DIRECTIONS FOR THIS TASK — Using the material that follows, identify and copy each line with the string "Ourives".

MATERIAL SUPPLIED —

——

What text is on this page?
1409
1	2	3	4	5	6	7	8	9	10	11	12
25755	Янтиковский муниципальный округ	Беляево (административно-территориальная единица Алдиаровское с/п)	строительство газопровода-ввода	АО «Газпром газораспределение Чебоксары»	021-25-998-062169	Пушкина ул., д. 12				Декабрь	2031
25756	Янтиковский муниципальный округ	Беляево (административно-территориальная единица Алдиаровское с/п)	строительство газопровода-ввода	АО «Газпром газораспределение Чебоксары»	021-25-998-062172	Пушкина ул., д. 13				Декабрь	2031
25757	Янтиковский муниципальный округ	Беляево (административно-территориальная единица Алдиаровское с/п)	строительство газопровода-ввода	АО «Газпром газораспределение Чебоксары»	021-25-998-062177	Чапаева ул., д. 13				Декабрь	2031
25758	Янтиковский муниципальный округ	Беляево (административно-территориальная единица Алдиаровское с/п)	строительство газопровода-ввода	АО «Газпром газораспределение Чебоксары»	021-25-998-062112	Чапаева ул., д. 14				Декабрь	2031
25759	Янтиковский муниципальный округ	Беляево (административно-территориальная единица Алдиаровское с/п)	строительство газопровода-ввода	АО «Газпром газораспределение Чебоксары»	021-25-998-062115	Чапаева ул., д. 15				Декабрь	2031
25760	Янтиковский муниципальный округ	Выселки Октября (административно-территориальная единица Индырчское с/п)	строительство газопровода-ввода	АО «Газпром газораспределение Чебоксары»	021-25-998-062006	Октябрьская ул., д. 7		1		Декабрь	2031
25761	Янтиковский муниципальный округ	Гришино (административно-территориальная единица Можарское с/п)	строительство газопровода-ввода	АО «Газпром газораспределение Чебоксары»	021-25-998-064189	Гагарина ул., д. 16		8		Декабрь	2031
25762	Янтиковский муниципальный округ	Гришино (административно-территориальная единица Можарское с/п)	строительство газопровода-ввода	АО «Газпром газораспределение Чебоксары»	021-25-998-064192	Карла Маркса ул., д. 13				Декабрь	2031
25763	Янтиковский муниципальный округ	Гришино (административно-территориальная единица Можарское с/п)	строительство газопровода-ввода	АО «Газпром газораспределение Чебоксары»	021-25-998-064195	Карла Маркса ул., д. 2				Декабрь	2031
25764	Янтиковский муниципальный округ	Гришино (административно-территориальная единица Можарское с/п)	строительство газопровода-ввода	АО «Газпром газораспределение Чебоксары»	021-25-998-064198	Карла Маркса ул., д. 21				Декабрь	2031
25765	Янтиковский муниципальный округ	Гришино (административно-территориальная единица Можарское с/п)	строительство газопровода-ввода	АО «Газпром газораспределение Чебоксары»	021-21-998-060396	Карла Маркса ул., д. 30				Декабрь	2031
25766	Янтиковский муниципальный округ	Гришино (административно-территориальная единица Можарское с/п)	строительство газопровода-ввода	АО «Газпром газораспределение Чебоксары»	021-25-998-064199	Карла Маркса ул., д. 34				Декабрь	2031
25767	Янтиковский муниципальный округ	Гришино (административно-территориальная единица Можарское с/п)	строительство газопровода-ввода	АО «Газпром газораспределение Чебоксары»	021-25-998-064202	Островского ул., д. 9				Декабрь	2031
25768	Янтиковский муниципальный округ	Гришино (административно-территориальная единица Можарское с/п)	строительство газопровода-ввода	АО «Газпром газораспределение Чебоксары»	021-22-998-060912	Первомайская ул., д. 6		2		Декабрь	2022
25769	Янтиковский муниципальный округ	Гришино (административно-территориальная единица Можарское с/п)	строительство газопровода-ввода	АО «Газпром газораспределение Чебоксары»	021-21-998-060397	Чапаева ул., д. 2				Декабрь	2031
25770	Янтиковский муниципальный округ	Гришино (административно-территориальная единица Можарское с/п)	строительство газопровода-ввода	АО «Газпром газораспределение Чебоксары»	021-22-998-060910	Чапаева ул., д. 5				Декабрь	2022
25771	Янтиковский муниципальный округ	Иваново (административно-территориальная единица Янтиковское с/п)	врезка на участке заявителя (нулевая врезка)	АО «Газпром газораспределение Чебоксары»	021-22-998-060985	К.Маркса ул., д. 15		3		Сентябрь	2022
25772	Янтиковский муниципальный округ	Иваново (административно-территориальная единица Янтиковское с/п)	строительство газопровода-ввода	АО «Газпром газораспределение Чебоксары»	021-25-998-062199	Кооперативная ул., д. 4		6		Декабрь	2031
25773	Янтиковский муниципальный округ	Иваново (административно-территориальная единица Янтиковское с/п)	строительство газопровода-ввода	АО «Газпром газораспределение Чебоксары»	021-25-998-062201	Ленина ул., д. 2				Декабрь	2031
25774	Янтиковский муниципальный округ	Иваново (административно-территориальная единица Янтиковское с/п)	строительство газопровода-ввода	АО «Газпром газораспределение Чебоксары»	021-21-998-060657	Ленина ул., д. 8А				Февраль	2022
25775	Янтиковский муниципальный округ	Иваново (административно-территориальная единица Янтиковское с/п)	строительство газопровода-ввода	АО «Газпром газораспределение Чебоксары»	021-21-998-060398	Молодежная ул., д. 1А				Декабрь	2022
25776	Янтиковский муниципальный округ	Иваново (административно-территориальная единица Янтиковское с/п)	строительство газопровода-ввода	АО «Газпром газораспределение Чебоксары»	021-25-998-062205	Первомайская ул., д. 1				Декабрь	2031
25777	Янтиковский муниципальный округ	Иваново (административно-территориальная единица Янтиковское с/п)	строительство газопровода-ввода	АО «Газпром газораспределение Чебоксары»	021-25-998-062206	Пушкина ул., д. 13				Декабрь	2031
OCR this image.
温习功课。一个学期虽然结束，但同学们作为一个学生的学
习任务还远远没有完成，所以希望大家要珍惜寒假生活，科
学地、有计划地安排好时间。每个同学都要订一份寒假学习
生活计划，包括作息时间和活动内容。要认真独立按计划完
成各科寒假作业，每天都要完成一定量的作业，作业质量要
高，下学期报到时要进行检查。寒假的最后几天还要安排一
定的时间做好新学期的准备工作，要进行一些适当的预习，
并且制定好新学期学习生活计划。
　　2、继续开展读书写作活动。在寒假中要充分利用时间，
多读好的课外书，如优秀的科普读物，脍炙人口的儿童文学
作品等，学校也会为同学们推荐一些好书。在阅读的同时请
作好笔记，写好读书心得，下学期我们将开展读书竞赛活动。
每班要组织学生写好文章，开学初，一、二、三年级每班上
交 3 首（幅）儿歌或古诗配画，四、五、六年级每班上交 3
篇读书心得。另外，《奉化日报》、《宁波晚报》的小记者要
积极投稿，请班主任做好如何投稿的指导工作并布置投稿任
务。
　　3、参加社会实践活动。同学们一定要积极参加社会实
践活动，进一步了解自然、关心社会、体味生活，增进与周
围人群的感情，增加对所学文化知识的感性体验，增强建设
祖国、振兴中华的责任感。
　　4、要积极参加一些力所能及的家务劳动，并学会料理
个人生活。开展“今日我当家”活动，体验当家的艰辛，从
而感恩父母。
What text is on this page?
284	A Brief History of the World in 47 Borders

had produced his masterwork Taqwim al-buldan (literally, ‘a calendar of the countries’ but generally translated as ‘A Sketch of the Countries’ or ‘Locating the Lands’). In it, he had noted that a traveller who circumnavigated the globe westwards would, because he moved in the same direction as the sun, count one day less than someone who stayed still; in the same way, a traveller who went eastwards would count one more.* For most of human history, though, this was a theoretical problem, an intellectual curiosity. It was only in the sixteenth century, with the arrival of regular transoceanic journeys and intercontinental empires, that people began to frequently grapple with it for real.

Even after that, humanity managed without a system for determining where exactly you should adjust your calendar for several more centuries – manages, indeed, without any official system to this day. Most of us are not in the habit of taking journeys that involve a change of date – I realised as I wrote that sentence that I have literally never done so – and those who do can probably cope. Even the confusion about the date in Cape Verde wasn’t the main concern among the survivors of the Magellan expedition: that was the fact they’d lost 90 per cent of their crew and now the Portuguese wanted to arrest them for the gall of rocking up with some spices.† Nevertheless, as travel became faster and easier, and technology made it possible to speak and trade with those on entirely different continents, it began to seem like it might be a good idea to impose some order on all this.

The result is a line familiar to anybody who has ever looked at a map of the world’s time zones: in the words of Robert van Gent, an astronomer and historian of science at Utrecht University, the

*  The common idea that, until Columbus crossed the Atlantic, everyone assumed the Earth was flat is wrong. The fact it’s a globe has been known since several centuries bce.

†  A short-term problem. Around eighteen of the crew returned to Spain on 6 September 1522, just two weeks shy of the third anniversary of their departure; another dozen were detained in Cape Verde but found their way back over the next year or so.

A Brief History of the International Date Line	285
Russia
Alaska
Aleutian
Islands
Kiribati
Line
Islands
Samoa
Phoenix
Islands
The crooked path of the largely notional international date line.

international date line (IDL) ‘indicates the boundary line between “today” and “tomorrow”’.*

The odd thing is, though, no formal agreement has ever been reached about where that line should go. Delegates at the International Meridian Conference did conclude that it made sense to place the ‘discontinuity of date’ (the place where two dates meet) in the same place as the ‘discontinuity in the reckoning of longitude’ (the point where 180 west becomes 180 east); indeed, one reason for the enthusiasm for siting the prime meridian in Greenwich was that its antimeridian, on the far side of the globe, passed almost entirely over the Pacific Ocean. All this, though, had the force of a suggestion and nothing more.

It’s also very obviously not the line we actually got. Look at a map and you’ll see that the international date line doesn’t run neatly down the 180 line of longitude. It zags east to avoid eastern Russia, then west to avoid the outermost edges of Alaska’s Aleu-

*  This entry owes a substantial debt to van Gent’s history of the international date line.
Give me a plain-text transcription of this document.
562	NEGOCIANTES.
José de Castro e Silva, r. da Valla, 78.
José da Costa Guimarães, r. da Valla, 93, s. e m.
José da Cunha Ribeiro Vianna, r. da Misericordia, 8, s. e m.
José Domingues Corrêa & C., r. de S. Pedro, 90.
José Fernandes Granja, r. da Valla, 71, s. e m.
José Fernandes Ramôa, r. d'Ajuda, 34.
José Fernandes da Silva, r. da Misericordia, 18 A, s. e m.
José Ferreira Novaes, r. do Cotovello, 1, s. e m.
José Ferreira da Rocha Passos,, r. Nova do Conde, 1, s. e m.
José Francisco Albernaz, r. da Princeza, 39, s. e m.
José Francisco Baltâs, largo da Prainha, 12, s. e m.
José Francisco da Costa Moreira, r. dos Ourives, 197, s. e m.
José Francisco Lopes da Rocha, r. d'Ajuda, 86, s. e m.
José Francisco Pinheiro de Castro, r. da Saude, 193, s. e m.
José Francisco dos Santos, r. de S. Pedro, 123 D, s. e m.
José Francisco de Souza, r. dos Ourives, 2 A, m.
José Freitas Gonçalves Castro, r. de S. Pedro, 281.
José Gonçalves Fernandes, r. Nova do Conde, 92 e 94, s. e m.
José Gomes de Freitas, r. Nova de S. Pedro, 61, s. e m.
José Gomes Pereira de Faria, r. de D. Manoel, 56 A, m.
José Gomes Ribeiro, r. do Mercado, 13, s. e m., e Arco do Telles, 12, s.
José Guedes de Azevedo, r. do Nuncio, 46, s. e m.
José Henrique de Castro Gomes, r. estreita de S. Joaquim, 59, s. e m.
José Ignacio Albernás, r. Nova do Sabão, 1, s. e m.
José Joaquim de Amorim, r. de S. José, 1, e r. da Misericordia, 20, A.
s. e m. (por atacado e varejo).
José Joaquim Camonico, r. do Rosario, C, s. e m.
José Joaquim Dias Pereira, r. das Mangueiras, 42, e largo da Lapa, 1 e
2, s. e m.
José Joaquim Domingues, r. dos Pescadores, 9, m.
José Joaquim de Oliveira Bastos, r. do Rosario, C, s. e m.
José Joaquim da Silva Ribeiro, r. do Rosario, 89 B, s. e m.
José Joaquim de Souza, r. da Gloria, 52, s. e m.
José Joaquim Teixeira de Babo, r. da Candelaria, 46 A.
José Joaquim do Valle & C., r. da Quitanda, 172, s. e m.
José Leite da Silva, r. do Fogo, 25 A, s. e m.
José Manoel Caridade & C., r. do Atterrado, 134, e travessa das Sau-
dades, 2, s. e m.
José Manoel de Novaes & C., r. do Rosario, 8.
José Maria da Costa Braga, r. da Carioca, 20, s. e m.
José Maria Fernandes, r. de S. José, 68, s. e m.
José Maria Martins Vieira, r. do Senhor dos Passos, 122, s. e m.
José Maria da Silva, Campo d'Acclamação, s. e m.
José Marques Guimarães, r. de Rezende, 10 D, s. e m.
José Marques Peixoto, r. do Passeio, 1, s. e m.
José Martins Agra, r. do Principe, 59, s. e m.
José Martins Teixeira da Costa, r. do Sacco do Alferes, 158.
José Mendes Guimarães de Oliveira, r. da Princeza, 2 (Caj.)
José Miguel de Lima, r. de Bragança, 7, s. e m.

——

TASK SOLUTION —
José Francisco da Costa Moreira, r. dos Ourives, 197, s. e m.
José Francisco de Souza, r. dos Ourives, 2 A, m.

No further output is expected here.